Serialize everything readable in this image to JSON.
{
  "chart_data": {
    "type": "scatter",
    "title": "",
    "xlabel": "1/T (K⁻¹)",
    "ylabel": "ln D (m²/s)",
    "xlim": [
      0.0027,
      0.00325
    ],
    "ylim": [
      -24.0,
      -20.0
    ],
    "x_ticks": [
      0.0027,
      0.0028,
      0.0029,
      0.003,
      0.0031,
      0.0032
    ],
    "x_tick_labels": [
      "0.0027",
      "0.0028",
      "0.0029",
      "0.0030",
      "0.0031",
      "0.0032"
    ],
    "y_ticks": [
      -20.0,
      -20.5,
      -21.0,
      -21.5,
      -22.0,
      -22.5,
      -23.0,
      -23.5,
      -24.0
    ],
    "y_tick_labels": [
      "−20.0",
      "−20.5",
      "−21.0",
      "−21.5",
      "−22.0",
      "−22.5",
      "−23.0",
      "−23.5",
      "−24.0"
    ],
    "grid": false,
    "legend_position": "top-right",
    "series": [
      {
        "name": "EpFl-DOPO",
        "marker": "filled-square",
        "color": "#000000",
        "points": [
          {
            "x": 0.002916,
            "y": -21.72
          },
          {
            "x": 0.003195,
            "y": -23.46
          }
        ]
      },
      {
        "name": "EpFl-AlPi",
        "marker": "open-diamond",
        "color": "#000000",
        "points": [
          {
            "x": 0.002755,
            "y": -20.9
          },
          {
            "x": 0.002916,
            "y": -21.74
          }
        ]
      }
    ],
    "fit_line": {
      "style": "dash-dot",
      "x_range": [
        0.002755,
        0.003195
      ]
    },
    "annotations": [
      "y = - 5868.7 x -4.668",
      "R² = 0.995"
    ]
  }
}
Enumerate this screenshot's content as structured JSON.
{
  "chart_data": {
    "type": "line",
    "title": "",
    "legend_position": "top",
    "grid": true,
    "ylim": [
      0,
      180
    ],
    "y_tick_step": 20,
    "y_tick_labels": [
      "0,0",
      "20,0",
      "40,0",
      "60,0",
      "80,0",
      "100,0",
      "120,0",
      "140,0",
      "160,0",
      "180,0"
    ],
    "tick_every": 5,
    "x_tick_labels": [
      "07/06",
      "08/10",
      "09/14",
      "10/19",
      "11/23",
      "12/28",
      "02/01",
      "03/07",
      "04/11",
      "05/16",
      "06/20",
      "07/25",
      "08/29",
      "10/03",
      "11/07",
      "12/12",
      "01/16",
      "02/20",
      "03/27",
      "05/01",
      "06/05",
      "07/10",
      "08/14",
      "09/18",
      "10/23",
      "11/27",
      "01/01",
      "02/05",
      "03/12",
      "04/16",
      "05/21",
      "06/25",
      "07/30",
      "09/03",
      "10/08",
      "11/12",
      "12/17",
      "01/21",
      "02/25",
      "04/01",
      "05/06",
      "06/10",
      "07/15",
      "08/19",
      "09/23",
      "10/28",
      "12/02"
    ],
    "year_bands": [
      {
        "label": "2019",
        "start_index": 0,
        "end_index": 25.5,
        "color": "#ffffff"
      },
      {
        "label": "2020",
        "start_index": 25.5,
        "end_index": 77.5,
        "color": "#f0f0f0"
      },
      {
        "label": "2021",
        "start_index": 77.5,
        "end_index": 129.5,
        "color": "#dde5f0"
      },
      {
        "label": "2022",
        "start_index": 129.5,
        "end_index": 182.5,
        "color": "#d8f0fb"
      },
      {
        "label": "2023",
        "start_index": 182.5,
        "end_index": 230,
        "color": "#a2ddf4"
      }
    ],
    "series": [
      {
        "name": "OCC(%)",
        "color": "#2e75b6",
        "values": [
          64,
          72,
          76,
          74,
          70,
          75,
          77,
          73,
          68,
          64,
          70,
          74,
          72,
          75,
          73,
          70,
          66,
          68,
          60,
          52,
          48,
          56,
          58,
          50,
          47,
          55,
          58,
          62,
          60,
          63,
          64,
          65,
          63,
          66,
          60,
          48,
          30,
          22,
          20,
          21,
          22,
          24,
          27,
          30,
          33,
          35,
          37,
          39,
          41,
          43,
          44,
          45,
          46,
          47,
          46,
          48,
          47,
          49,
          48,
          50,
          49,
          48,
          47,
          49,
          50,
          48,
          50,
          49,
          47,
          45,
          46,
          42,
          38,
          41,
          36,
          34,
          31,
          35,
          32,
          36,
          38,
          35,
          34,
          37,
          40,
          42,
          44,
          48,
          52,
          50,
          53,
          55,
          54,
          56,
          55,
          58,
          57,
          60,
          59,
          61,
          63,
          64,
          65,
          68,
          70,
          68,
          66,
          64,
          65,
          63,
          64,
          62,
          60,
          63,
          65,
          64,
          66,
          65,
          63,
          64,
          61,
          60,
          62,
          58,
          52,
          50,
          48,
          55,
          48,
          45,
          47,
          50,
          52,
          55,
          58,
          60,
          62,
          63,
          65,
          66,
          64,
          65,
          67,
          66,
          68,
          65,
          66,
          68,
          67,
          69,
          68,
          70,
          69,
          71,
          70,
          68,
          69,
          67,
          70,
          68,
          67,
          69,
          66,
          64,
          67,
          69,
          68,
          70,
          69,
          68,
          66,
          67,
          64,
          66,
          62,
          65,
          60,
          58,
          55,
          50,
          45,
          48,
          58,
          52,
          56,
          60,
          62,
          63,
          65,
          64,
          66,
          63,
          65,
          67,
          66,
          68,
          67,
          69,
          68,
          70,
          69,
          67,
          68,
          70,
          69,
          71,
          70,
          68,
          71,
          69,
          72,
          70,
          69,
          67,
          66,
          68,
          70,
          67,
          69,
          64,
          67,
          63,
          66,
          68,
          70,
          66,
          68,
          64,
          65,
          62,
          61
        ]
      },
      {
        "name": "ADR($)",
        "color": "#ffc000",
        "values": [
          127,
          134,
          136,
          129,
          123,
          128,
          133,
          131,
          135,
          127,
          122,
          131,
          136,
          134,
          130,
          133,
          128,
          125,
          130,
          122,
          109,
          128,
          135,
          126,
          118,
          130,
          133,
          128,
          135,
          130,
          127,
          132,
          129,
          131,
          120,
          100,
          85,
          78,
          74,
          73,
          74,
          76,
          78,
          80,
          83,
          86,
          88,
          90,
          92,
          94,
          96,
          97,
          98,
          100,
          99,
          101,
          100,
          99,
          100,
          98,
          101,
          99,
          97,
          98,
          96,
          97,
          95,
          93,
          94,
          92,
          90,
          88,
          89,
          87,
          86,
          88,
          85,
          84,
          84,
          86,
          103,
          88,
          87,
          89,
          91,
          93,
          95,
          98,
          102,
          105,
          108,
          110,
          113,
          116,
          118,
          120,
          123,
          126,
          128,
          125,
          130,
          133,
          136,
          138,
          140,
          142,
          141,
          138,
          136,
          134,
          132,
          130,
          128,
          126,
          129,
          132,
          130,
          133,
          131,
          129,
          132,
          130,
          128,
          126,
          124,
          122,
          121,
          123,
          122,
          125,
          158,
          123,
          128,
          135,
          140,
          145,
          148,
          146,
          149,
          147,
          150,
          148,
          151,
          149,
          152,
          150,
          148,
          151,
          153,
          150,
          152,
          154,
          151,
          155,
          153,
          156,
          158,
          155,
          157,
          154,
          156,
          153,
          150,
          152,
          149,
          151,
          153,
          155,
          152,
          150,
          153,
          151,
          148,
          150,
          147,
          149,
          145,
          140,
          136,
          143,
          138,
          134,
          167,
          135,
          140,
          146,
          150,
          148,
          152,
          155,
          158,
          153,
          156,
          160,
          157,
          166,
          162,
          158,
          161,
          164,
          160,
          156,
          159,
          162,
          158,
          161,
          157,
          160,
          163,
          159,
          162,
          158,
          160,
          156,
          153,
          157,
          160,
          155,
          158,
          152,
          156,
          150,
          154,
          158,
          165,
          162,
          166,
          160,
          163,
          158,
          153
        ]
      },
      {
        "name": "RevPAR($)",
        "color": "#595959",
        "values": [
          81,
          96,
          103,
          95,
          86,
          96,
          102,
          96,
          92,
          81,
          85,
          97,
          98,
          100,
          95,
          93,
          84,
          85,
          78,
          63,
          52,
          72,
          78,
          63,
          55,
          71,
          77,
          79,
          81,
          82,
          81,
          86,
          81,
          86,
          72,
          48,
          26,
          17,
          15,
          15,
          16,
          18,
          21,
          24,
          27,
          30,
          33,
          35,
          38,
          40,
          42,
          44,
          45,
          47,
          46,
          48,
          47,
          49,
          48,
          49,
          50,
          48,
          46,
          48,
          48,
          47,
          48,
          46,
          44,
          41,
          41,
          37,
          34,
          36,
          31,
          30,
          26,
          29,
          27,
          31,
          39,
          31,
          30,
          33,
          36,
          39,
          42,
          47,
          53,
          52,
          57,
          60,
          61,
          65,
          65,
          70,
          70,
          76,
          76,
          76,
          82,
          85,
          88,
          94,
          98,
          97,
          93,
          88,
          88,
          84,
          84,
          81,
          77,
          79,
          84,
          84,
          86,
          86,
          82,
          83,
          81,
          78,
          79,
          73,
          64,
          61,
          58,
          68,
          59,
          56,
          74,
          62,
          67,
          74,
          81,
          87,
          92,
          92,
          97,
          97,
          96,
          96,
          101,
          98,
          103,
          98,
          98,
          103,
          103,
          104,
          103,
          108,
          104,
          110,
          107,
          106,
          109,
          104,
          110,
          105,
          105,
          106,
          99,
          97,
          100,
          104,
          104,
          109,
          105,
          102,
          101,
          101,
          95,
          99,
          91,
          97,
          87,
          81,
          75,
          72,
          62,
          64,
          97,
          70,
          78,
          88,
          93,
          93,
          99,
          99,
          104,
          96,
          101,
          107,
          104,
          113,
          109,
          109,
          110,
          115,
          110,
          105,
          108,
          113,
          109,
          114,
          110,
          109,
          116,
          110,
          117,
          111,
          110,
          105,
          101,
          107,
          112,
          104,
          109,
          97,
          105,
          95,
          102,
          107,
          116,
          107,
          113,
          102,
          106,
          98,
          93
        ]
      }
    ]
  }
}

TASK REQUIREMENTS
Give the count of lines in the data shown above that contain "color", and nothing else.

IN RESPONSE
10